→ Challenges:
1. In one to three sentences, explain why the last comment in the Gentoo discussion says new package versions tend to be stable.
2. Resume the Gentoo discussion, picking up after its final comment.

→ Selected text:
I got the heck out of there. That being said, the founder Daniel Robbins is a nice guy and taught me a lot.


Daniel Robbins also left, he has since set up a Gentoo meta-distribution called Funtoo http://www.funtoo.org/


I did not know that, thanks.


I realise you're done with Gentoo, but I just want to make sure people are aware of

  ACCEPT_KEYWORDS="~amd64"
which automatically installs "unstable" versions of packages. Unstable is pretty damn stable in my experience. Maybe not server-proof, but fine for a desktop.


"fresh" means recent, but not "I want to be a tester" :-) From the developer handbook:

> The purpose of ~arch is for testing new packages added to Portage. ... The use of ~arch denotes an ebuild requires testing.

Most original developers don't release broken packages so in general new versions tend to be stable.

This covers the moving from ~arch to arch: http://www.gentoo.org/proj/en/devrel/handbook/handbook.xml?p...

The guideline there is about a month and no outstanding bug reports. That would be perfect, but unfortunately packages lag because it is easier for the maintainer to not mark them stable. It has probably been discussed before, but the inertia being towards things going stable with inaction rather than the other way around would help.

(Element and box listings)
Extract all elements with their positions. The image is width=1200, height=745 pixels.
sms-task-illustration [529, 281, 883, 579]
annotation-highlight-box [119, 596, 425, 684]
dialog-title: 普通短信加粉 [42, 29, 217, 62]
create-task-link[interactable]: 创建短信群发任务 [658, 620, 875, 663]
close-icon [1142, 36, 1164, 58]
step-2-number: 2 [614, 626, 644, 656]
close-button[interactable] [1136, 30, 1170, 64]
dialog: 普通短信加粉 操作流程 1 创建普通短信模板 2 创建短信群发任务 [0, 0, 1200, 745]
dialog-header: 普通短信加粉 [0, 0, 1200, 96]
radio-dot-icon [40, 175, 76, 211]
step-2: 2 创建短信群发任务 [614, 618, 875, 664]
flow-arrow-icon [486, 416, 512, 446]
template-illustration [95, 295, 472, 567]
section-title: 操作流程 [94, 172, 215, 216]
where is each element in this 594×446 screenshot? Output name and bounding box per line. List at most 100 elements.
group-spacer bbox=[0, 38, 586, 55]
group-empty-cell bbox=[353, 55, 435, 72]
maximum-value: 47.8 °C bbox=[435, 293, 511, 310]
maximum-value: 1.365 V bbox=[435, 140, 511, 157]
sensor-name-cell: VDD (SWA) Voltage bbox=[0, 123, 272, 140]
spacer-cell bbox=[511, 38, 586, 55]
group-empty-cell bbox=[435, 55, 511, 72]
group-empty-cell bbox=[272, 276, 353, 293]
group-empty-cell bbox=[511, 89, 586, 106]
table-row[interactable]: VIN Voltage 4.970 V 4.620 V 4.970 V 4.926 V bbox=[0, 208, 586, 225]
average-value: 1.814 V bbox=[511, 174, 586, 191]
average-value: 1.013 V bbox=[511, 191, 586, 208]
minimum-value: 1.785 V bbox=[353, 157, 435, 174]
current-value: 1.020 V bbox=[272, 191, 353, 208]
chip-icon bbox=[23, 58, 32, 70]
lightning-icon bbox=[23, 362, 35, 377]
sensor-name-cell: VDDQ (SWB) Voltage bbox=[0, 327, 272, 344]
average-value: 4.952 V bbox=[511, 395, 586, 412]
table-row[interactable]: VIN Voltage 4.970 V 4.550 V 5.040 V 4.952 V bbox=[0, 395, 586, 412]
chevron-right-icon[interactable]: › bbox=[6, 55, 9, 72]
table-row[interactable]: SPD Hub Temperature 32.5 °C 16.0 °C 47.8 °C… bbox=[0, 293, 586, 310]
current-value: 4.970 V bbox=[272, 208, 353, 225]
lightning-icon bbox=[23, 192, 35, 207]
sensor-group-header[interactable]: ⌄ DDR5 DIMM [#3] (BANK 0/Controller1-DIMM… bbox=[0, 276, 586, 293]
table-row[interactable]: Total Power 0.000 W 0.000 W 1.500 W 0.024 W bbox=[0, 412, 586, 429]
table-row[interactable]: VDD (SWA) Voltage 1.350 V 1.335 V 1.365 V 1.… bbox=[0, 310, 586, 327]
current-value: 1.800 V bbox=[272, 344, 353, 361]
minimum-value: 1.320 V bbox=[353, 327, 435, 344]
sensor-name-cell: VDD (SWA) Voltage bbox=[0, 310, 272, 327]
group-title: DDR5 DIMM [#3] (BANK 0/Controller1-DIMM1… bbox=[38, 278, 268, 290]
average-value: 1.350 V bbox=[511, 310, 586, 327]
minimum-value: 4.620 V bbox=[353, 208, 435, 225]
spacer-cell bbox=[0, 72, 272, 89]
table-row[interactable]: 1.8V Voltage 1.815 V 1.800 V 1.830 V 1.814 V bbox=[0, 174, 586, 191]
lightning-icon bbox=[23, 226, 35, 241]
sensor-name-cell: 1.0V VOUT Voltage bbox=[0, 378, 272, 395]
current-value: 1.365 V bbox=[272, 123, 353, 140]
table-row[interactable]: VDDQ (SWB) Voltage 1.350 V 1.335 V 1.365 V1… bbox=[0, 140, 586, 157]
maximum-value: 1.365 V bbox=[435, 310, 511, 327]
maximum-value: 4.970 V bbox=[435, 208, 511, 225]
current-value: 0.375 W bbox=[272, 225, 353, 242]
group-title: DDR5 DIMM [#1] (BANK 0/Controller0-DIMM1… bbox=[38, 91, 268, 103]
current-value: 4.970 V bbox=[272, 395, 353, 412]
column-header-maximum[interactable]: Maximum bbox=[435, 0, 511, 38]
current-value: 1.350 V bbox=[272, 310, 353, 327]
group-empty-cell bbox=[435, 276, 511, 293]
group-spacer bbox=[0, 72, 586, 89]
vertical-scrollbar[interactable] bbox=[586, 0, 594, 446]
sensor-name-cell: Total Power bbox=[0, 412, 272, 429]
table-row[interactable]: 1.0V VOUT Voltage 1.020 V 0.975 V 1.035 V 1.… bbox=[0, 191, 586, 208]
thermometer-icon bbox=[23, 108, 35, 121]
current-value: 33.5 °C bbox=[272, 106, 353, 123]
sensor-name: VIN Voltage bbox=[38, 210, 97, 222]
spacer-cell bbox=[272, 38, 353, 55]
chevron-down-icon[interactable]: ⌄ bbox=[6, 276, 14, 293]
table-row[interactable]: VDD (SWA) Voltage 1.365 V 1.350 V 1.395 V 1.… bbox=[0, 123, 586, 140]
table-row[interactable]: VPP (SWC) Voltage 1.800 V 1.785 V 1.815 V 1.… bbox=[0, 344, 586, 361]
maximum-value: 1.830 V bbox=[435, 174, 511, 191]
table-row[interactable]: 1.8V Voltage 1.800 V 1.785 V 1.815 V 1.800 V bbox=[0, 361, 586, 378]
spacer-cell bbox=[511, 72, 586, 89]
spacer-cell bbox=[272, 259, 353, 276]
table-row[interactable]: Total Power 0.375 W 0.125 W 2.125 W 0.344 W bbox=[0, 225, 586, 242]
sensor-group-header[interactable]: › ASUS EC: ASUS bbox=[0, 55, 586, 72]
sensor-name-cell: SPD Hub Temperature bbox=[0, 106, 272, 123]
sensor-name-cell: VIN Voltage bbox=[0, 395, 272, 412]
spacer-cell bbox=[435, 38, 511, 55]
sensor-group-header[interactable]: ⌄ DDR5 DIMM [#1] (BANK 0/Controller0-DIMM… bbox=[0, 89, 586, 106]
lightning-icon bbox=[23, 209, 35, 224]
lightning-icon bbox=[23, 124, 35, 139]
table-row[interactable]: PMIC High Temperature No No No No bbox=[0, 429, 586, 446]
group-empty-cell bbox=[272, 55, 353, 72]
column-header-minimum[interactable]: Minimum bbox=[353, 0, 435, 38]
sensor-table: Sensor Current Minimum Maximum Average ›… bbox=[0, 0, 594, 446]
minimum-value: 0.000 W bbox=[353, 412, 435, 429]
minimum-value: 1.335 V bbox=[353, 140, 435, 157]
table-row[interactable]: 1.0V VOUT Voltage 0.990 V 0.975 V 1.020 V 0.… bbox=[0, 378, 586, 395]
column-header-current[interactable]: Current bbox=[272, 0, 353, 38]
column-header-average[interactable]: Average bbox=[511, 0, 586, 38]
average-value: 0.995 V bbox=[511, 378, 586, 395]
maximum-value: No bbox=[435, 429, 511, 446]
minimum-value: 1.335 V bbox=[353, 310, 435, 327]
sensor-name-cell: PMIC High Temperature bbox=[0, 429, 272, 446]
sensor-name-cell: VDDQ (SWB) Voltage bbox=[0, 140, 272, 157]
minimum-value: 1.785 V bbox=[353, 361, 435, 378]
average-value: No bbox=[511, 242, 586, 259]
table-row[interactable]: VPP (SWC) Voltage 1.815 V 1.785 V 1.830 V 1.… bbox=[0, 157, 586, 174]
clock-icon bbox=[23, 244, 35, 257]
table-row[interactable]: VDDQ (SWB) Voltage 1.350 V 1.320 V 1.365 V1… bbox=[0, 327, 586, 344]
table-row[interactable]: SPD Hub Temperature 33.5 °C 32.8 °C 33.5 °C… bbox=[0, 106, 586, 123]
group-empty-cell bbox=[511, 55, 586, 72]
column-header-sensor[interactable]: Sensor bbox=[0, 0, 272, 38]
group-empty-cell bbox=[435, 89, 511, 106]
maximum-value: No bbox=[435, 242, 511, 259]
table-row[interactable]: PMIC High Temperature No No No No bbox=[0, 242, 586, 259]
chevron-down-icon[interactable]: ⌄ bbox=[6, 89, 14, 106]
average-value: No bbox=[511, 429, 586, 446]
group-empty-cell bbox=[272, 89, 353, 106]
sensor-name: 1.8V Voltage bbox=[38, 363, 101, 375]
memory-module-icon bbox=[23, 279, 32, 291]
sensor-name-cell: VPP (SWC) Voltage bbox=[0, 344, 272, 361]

→ Answer set:
1. New versions tend to be stable because most original developers don't release broken packages.

2.
> " Gentoo also provides some fantastic tools for maintaining your system. ‘eselect’, for example, makes it easy to symlink your kernel,"

This whole post could have been sarcasm. I know it isn't, but, this is exactly what I never ever want from the computer I use for daily tasks. I just want it to work.


The kernel symlinking is actually a rather unnecessary eselect module. An example of a more useful module is switching your system's default python from 2.7 to 3 to 2.6 in one command instead of changing the symlink for the various python commands.


I used to be a major Gentoo user for years, but moved production servers over to FreeBSD because every few weeks commits to the portage tree would break my servers requiring hours of "massaging" to get packages compiled.

Portage is brilliant, and *BSD would benefit heavily from it, but at the time it just wasn't production ready. Too bad the GentooBSD project has been dead in the water for a few years.

I wrote a guide years ago on setting up a Stage 1 install[1], it's heavily out of date but may provide an insight into how things on the Gentoo side have changed over the years.

[1] http://matt.xerq.net/gentoo_stage1.txt


I used Gentoo a while ago, and I did enjoy the experience, but found the culture and system to be a bit mired in old stubborn tradition.

An interesting fork-ish project is Exherbo, which is basically Gentoo but much lighter (in architecture, not performance really), cleaner (in my opinion) and modern.

It's not for everyone, but if Gentoo tickled your fancy but you found it a bit old-feeling, give Exherbo a shot!

http://www.exherbo.org/

Full disclosure: I have absolutely no connection with Exherbo or its maintainers.


As another Gentoo alternative, I'd suggest Funtoo which is essentially a set of patches on top of Gentoo by the original creator.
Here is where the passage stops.